** START **

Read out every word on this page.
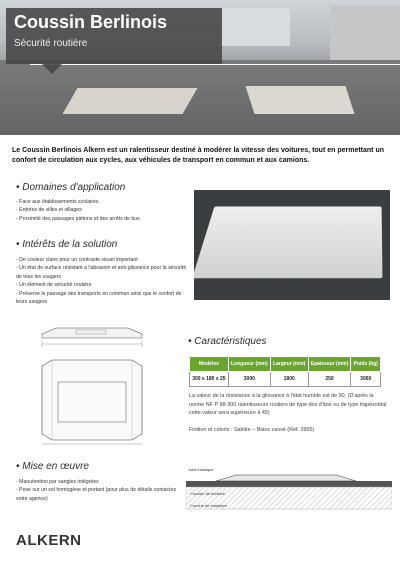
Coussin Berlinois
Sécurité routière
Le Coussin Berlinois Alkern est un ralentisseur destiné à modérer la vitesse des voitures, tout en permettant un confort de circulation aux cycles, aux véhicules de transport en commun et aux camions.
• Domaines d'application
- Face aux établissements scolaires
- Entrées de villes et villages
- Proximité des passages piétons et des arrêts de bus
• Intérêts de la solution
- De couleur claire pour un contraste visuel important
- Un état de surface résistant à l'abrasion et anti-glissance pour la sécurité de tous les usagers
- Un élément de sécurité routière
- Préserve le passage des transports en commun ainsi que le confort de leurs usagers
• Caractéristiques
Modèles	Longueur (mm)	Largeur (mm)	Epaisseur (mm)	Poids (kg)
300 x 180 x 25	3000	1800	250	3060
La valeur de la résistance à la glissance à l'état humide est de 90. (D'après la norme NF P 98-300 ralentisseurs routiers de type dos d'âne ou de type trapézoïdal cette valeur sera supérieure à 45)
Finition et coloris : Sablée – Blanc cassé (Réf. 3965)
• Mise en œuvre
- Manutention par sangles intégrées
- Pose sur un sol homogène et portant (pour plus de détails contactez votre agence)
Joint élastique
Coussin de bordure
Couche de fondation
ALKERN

** END **
** START **

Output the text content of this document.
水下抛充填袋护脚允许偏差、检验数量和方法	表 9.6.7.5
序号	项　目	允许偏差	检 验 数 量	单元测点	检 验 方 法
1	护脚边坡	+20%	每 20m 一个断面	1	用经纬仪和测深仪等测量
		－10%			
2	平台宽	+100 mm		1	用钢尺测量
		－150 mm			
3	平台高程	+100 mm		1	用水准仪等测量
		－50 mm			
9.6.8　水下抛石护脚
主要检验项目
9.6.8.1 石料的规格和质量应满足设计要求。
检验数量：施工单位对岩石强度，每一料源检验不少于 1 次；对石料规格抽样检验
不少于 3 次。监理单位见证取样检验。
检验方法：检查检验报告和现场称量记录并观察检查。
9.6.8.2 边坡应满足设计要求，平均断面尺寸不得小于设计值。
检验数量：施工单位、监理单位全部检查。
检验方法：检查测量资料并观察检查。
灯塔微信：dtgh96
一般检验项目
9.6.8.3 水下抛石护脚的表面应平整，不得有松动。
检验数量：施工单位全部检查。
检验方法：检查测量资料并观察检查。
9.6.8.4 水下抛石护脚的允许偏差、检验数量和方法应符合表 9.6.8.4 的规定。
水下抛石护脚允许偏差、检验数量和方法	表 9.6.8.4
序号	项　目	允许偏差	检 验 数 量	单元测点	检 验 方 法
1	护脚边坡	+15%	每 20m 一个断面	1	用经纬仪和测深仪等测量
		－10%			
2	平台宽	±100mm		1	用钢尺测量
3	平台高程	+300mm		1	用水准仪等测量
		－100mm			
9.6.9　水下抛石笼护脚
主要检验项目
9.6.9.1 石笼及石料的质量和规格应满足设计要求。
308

** END **

**WORK TO BE COMPLETED**
Provide only the number of lines in the records containing the string "pour".

**THE COMPLETED TASK**
3